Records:
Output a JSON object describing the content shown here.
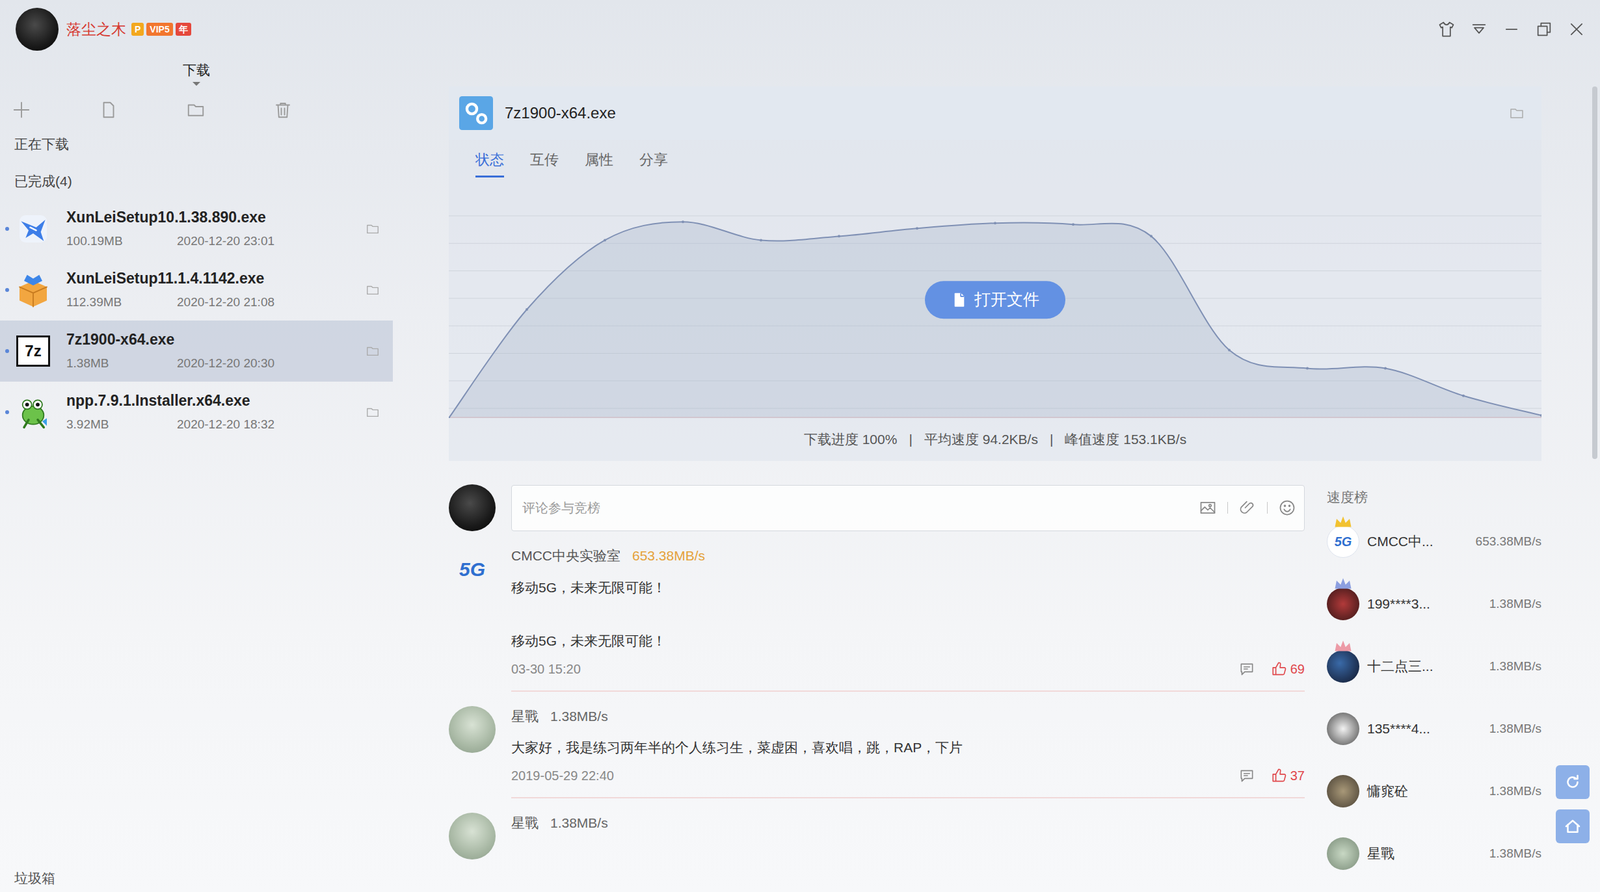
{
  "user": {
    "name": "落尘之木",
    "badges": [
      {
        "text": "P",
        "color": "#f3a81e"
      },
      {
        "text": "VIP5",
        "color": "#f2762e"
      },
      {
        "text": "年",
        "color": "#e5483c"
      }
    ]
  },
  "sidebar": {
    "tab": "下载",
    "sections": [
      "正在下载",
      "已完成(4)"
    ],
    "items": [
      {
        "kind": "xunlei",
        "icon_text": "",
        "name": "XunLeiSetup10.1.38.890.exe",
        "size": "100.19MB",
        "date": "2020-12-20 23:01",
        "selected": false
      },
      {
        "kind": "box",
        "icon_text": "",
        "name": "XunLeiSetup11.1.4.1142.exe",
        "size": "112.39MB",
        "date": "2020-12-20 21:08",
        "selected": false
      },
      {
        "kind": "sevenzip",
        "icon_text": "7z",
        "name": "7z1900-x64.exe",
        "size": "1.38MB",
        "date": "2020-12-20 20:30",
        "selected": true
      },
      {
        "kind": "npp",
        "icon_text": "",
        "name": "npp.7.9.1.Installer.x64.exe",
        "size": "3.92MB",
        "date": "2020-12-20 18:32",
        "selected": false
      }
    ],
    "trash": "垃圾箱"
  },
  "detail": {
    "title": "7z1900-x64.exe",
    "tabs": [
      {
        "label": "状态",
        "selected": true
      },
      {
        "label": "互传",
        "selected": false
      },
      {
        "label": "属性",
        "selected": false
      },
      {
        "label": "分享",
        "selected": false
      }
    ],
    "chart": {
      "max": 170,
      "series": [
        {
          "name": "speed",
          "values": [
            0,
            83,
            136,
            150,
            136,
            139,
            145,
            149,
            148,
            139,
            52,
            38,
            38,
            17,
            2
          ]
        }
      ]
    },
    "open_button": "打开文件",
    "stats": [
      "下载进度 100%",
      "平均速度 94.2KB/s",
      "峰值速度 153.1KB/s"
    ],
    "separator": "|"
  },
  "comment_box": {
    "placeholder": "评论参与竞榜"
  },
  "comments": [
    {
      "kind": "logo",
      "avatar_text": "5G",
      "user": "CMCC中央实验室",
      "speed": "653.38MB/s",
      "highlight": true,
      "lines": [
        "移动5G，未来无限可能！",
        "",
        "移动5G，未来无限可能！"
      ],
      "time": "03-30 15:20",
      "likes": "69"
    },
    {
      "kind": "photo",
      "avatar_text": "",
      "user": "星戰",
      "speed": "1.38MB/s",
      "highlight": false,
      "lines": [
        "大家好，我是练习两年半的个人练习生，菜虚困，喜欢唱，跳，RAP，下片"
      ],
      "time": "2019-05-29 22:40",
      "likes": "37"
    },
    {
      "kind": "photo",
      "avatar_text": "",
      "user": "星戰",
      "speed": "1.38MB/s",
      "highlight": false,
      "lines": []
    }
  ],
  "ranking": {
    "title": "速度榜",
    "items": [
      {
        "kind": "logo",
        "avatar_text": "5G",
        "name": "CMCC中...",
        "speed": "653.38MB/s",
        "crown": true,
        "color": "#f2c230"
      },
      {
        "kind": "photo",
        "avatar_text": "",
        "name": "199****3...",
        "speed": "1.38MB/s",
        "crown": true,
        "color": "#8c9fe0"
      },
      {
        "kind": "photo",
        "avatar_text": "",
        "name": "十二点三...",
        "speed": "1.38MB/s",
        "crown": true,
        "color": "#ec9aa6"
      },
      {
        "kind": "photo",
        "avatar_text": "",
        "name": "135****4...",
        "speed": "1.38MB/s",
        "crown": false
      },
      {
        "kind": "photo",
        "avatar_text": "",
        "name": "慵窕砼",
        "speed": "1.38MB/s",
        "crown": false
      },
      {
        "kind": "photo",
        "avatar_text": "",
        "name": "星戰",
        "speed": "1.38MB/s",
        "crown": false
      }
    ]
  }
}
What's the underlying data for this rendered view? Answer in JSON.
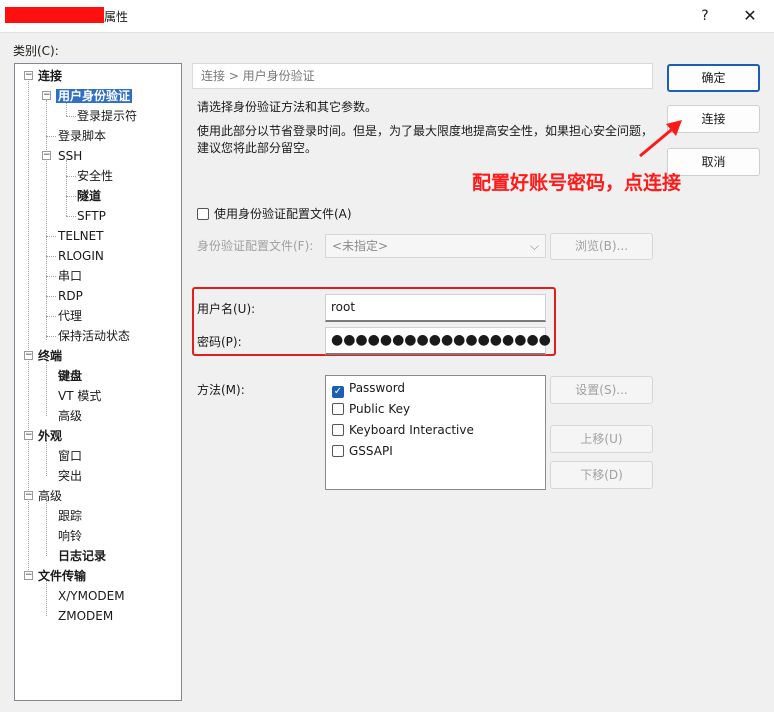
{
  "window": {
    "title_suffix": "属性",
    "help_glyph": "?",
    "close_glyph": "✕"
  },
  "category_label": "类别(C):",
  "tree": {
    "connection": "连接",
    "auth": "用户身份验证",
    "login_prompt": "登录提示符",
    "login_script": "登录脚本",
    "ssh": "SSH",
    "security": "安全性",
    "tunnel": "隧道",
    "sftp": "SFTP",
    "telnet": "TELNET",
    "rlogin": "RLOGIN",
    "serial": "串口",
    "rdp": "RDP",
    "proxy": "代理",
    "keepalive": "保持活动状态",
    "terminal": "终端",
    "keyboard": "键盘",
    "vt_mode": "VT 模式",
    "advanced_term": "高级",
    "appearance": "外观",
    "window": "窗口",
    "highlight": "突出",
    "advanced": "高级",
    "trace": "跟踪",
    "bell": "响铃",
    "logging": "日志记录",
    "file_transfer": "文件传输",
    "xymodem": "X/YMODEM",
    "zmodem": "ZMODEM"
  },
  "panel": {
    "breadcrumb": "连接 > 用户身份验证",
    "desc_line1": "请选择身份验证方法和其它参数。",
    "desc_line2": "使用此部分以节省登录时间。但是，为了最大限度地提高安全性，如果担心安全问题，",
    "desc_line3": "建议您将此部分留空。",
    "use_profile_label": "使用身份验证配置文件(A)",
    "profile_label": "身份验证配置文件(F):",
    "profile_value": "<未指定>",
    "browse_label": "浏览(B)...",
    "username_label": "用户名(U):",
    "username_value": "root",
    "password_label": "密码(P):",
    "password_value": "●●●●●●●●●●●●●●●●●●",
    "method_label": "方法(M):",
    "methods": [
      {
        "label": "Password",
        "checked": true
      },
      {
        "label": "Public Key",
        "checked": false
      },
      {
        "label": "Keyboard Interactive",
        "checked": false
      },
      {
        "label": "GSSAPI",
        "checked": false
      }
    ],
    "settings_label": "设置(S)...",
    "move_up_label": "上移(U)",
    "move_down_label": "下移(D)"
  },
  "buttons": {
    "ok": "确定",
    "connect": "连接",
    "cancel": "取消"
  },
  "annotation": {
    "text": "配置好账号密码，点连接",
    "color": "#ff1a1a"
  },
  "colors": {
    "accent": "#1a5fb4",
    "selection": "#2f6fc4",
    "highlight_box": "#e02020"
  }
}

■ Job:
Transcribe the records above verbatim. Do not carry over any picture.

■ Full output:
Output a JSON object describing the content shown here.
{
  "user": {
    "name": "落尘之木",
    "badges": [
      {
        "text": "P",
        "color": "#f3a81e"
      },
      {
        "text": "VIP5",
        "color": "#f2762e"
      },
      {
        "text": "年",
        "color": "#e5483c"
      }
    ]
  },
  "sidebar": {
    "tab": "下载",
    "sections": [
      "正在下载",
      "已完成(4)"
    ],
    "items": [
      {
        "kind": "xunlei",
        "icon_text": "",
        "name": "XunLeiSetup10.1.38.890.exe",
        "size": "100.19MB",
        "date": "2020-12-20 23:01",
        "selected": false
      },
      {
        "kind": "box",
        "icon_text": "",
        "name": "XunLeiSetup11.1.4.1142.exe",
        "size": "112.39MB",
        "date": "2020-12-20 21:08",
        "selected": false
      },
      {
        "kind": "sevenzip",
        "icon_text": "7z",
        "name": "7z1900-x64.exe",
        "size": "1.38MB",
        "date": "2020-12-20 20:30",
        "selected": true
      },
      {
        "kind": "npp",
        "icon_text": "",
        "name": "npp.7.9.1.Installer.x64.exe",
        "size": "3.92MB",
        "date": "2020-12-20 18:32",
        "selected": false
      }
    ],
    "trash": "垃圾箱"
  },
  "detail": {
    "title": "7z1900-x64.exe",
    "tabs": [
      {
        "label": "状态",
        "selected": true
      },
      {
        "label": "互传",
        "selected": false
      },
      {
        "label": "属性",
        "selected": false
      },
      {
        "label": "分享",
        "selected": false
      }
    ],
    "chart": {
      "max": 170,
      "series": [
        {
          "name": "speed",
          "values": [
            0,
            83,
            136,
            150,
            136,
            139,
            145,
            149,
            148,
            139,
            52,
            38,
            38,
            17,
            2
          ]
        }
      ]
    },
    "open_button": "打开文件",
    "stats": [
      "下载进度 100%",
      "平均速度 94.2KB/s",
      "峰值速度 153.1KB/s"
    ],
    "separator": "|"
  },
  "comment_box": {
    "placeholder": "评论参与竞榜"
  },
  "comments": [
    {
      "kind": "logo",
      "avatar_text": "5G",
      "user": "CMCC中央实验室",
      "speed": "653.38MB/s",
      "highlight": true,
      "lines": [
        "移动5G，未来无限可能！",
        "",
        "移动5G，未来无限可能！"
      ],
      "time": "03-30 15:20",
      "likes": "69"
    },
    {
      "kind": "photo",
      "avatar_text": "",
      "user": "星戰",
      "speed": "1.38MB/s",
      "highlight": false,
      "lines": [
        "大家好，我是练习两年半的个人练习生，菜虚困，喜欢唱，跳，RAP，下片"
      ],
      "time": "2019-05-29 22:40",
      "likes": "37"
    },
    {
      "kind": "photo",
      "avatar_text": "",
      "user": "星戰",
      "speed": "1.38MB/s",
      "highlight": false,
      "lines": []
    }
  ],
  "ranking": {
    "title": "速度榜",
    "items": [
      {
        "kind": "logo",
        "avatar_text": "5G",
        "name": "CMCC中...",
        "speed": "653.38MB/s",
        "crown": true,
        "color": "#f2c230"
      },
      {
        "kind": "photo",
        "avatar_text": "",
        "name": "199****3...",
        "speed": "1.38MB/s",
        "crown": true,
        "color": "#8c9fe0"
      },
      {
        "kind": "photo",
        "avatar_text": "",
        "name": "十二点三...",
        "speed": "1.38MB/s",
        "crown": true,
        "color": "#ec9aa6"
      },
      {
        "kind": "photo",
        "avatar_text": "",
        "name": "135****4...",
        "speed": "1.38MB/s",
        "crown": false
      },
      {
        "kind": "photo",
        "avatar_text": "",
        "name": "慵窕砼",
        "speed": "1.38MB/s",
        "crown": false
      },
      {
        "kind": "photo",
        "avatar_text": "",
        "name": "星戰",
        "speed": "1.38MB/s",
        "crown": false
      }
    ]
  }
}
What's the underlying data for this rendered view? Answer in JSON.
{
  "window": {
    "title_suffix": "属性",
    "help_glyph": "?",
    "close_glyph": "✕"
  },
  "category_label": "类别(C):",
  "tree": {
    "connection": "连接",
    "auth": "用户身份验证",
    "login_prompt": "登录提示符",
    "login_script": "登录脚本",
    "ssh": "SSH",
    "security": "安全性",
    "tunnel": "隧道",
    "sftp": "SFTP",
    "telnet": "TELNET",
    "rlogin": "RLOGIN",
    "serial": "串口",
    "rdp": "RDP",
    "proxy": "代理",
    "keepalive": "保持活动状态",
    "terminal": "终端",
    "keyboard": "键盘",
    "vt_mode": "VT 模式",
    "advanced_term": "高级",
    "appearance": "外观",
    "window": "窗口",
    "highlight": "突出",
    "advanced": "高级",
    "trace": "跟踪",
    "bell": "响铃",
    "logging": "日志记录",
    "file_transfer": "文件传输",
    "xymodem": "X/YMODEM",
    "zmodem": "ZMODEM"
  },
  "panel": {
    "breadcrumb": "连接 > 用户身份验证",
    "desc_line1": "请选择身份验证方法和其它参数。",
    "desc_line2": "使用此部分以节省登录时间。但是，为了最大限度地提高安全性，如果担心安全问题，",
    "desc_line3": "建议您将此部分留空。",
    "use_profile_label": "使用身份验证配置文件(A)",
    "profile_label": "身份验证配置文件(F):",
    "profile_value": "<未指定>",
    "browse_label": "浏览(B)...",
    "username_label": "用户名(U):",
    "username_value": "root",
    "password_label": "密码(P):",
    "password_value": "●●●●●●●●●●●●●●●●●●",
    "method_label": "方法(M):",
    "methods": [
      {
        "label": "Password",
        "checked": true
      },
      {
        "label": "Public Key",
        "checked": false
      },
      {
        "label": "Keyboard Interactive",
        "checked": false
      },
      {
        "label": "GSSAPI",
        "checked": false
      }
    ],
    "settings_label": "设置(S)...",
    "move_up_label": "上移(U)",
    "move_down_label": "下移(D)"
  },
  "buttons": {
    "ok": "确定",
    "connect": "连接",
    "cancel": "取消"
  },
  "annotation": {
    "text": "配置好账号密码，点连接",
    "color": "#ff1a1a"
  },
  "colors": {
    "accent": "#1a5fb4",
    "selection": "#2f6fc4",
    "highlight_box": "#e02020"
  }
}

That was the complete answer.